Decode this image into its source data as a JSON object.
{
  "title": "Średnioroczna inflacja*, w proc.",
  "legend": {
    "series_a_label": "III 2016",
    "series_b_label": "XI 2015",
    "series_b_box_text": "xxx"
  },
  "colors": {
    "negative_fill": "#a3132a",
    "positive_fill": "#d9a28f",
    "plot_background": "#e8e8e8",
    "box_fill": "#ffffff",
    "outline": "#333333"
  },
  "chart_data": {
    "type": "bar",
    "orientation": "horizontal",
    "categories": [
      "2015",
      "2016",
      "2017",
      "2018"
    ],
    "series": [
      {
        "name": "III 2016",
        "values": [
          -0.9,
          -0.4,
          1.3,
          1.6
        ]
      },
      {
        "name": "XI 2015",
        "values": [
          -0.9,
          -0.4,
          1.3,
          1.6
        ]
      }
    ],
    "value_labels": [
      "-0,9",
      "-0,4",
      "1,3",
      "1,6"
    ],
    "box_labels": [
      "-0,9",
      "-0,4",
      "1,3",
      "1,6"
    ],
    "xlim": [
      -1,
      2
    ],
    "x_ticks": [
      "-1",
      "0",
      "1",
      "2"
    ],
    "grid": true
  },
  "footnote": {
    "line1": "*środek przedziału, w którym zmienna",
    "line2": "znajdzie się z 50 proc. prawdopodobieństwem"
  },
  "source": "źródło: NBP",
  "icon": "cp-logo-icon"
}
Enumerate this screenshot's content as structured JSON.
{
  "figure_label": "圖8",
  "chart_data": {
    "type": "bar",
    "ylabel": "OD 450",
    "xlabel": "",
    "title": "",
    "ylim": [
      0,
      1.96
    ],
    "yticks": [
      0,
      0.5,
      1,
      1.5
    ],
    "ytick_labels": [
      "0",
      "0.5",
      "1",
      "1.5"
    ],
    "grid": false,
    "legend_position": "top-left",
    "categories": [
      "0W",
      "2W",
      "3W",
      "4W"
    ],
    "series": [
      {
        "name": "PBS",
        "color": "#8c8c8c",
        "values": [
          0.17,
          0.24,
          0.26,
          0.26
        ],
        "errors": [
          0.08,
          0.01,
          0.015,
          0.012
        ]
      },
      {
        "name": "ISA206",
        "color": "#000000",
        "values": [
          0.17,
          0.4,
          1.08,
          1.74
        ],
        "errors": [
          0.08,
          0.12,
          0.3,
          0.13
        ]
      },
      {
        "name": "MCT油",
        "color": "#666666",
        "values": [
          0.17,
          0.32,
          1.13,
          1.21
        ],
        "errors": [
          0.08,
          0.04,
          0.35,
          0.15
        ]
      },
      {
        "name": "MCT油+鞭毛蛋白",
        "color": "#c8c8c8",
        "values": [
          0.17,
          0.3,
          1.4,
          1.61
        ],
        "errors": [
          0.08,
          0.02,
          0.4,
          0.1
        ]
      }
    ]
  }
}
********************
Reproduce the records above exactly as they appear.

→ **Expected answer**:
Decode this image into its source data as a JSON object.
{
  "title": "Średnioroczna inflacja*, w proc.",
  "legend": {
    "series_a_label": "III 2016",
    "series_b_label": "XI 2015",
    "series_b_box_text": "xxx"
  },
  "colors": {
    "negative_fill": "#a3132a",
    "positive_fill": "#d9a28f",
    "plot_background": "#e8e8e8",
    "box_fill": "#ffffff",
    "outline": "#333333"
  },
  "chart_data": {
    "type": "bar",
    "orientation": "horizontal",
    "categories": [
      "2015",
      "2016",
      "2017",
      "2018"
    ],
    "series": [
      {
        "name": "III 2016",
        "values": [
          -0.9,
          -0.4,
          1.3,
          1.6
        ]
      },
      {
        "name": "XI 2015",
        "values": [
          -0.9,
          -0.4,
          1.3,
          1.6
        ]
      }
    ],
    "value_labels": [
      "-0,9",
      "-0,4",
      "1,3",
      "1,6"
    ],
    "box_labels": [
      "-0,9",
      "-0,4",
      "1,3",
      "1,6"
    ],
    "xlim": [
      -1,
      2
    ],
    "x_ticks": [
      "-1",
      "0",
      "1",
      "2"
    ],
    "grid": true
  },
  "footnote": {
    "line1": "*środek przedziału, w którym zmienna",
    "line2": "znajdzie się z 50 proc. prawdopodobieństwem"
  },
  "source": "źródło: NBP",
  "icon": "cp-logo-icon"
}
Enumerate this screenshot's content as structured JSON.
{
  "figure_label": "圖8",
  "chart_data": {
    "type": "bar",
    "ylabel": "OD 450",
    "xlabel": "",
    "title": "",
    "ylim": [
      0,
      1.96
    ],
    "yticks": [
      0,
      0.5,
      1,
      1.5
    ],
    "ytick_labels": [
      "0",
      "0.5",
      "1",
      "1.5"
    ],
    "grid": false,
    "legend_position": "top-left",
    "categories": [
      "0W",
      "2W",
      "3W",
      "4W"
    ],
    "series": [
      {
        "name": "PBS",
        "color": "#8c8c8c",
        "values": [
          0.17,
          0.24,
          0.26,
          0.26
        ],
        "errors": [
          0.08,
          0.01,
          0.015,
          0.012
        ]
      },
      {
        "name": "ISA206",
        "color": "#000000",
        "values": [
          0.17,
          0.4,
          1.08,
          1.74
        ],
        "errors": [
          0.08,
          0.12,
          0.3,
          0.13
        ]
      },
      {
        "name": "MCT油",
        "color": "#666666",
        "values": [
          0.17,
          0.32,
          1.13,
          1.21
        ],
        "errors": [
          0.08,
          0.04,
          0.35,
          0.15
        ]
      },
      {
        "name": "MCT油+鞭毛蛋白",
        "color": "#c8c8c8",
        "values": [
          0.17,
          0.3,
          1.4,
          1.61
        ],
        "errors": [
          0.08,
          0.02,
          0.4,
          0.1
        ]
      }
    ]
  }
}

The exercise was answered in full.